* [Recorded information]:

------------------------------------------------------------------------

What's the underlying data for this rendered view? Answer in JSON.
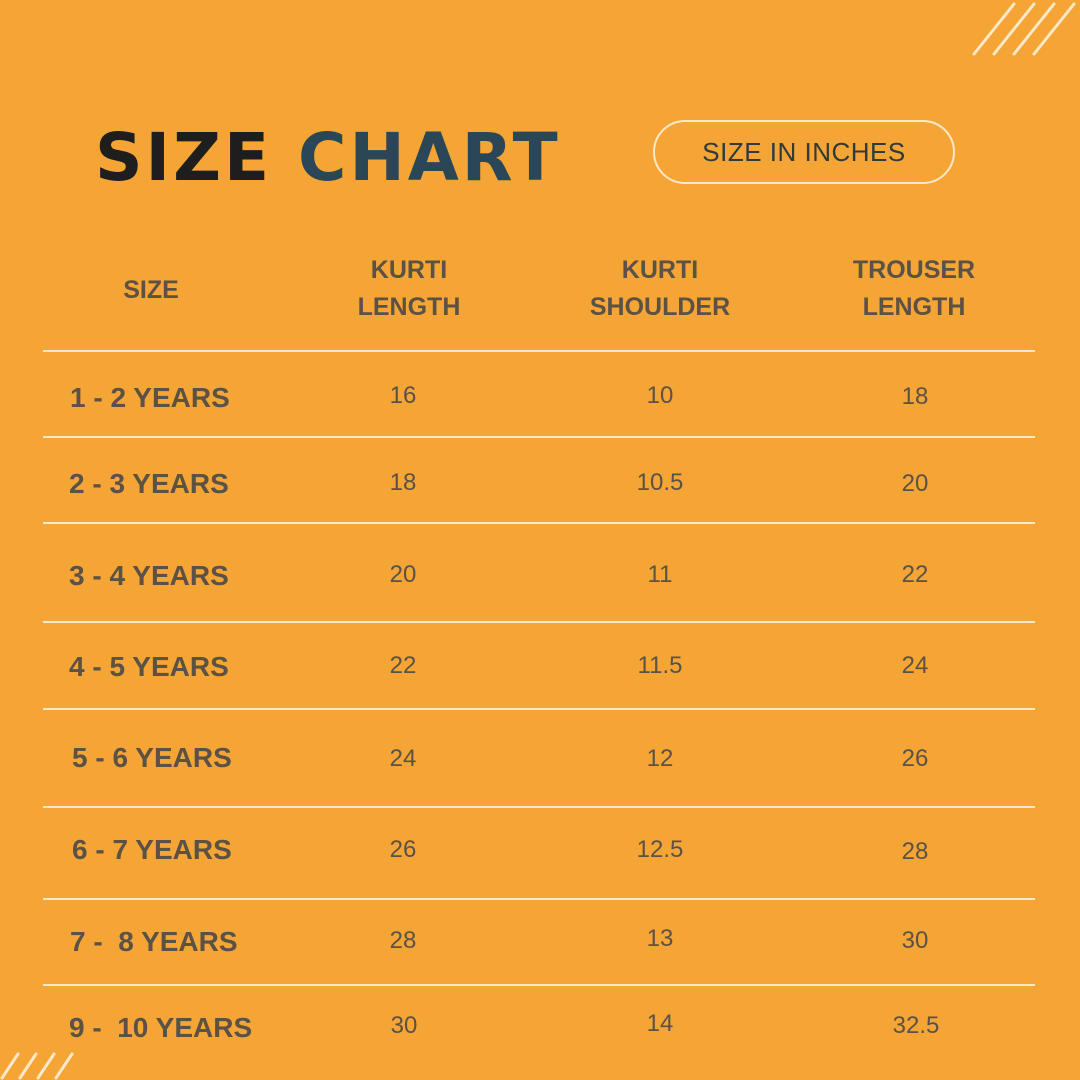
{
  "title": {
    "word1": "SIZE",
    "word2": "CHART"
  },
  "unit_badge": "SIZE IN INCHES",
  "columns": [
    {
      "line1": "SIZE",
      "line2": ""
    },
    {
      "line1": "KURTI",
      "line2": "LENGTH"
    },
    {
      "line1": "KURTI",
      "line2": "SHOULDER"
    },
    {
      "line1": "TROUSER",
      "line2": "LENGTH"
    }
  ],
  "rows": [
    {
      "size": "1 - 2 YEARS",
      "kurti_length": "16",
      "kurti_shoulder": "10",
      "trouser_length": "18"
    },
    {
      "size": "2 - 3 YEARS",
      "kurti_length": "18",
      "kurti_shoulder": "10.5",
      "trouser_length": "20"
    },
    {
      "size": "3 - 4 YEARS",
      "kurti_length": "20",
      "kurti_shoulder": "11",
      "trouser_length": "22"
    },
    {
      "size": "4 - 5 YEARS",
      "kurti_length": "22",
      "kurti_shoulder": "11.5",
      "trouser_length": "24"
    },
    {
      "size": "5 - 6 YEARS",
      "kurti_length": "24",
      "kurti_shoulder": "12",
      "trouser_length": "26"
    },
    {
      "size": "6 - 7 YEARS",
      "kurti_length": "26",
      "kurti_shoulder": "12.5",
      "trouser_length": "28"
    },
    {
      "size": "7 -  8 YEARS",
      "kurti_length": "28",
      "kurti_shoulder": "13",
      "trouser_length": "30"
    },
    {
      "size": "9 -  10 YEARS",
      "kurti_length": "30",
      "kurti_shoulder": "14",
      "trouser_length": "32.5"
    }
  ],
  "colors": {
    "background": "#F4A535",
    "title_dark": "#1E1E1E",
    "title_accent": "#2B4657",
    "text": "#5B5145",
    "lines": "#FBE8C8"
  }
}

------------------------------------------------------------------------

* [Work to complete]: Print all of the records shown above exactly, leaving out each picture.

* [Task result]:
What's the underlying data for this rendered view? Answer in JSON.
{
  "title": {
    "word1": "SIZE",
    "word2": "CHART"
  },
  "unit_badge": "SIZE IN INCHES",
  "columns": [
    {
      "line1": "SIZE",
      "line2": ""
    },
    {
      "line1": "KURTI",
      "line2": "LENGTH"
    },
    {
      "line1": "KURTI",
      "line2": "SHOULDER"
    },
    {
      "line1": "TROUSER",
      "line2": "LENGTH"
    }
  ],
  "rows": [
    {
      "size": "1 - 2 YEARS",
      "kurti_length": "16",
      "kurti_shoulder": "10",
      "trouser_length": "18"
    },
    {
      "size": "2 - 3 YEARS",
      "kurti_length": "18",
      "kurti_shoulder": "10.5",
      "trouser_length": "20"
    },
    {
      "size": "3 - 4 YEARS",
      "kurti_length": "20",
      "kurti_shoulder": "11",
      "trouser_length": "22"
    },
    {
      "size": "4 - 5 YEARS",
      "kurti_length": "22",
      "kurti_shoulder": "11.5",
      "trouser_length": "24"
    },
    {
      "size": "5 - 6 YEARS",
      "kurti_length": "24",
      "kurti_shoulder": "12",
      "trouser_length": "26"
    },
    {
      "size": "6 - 7 YEARS",
      "kurti_length": "26",
      "kurti_shoulder": "12.5",
      "trouser_length": "28"
    },
    {
      "size": "7 -  8 YEARS",
      "kurti_length": "28",
      "kurti_shoulder": "13",
      "trouser_length": "30"
    },
    {
      "size": "9 -  10 YEARS",
      "kurti_length": "30",
      "kurti_shoulder": "14",
      "trouser_length": "32.5"
    }
  ],
  "colors": {
    "background": "#F4A535",
    "title_dark": "#1E1E1E",
    "title_accent": "#2B4657",
    "text": "#5B5145",
    "lines": "#FBE8C8"
  }
}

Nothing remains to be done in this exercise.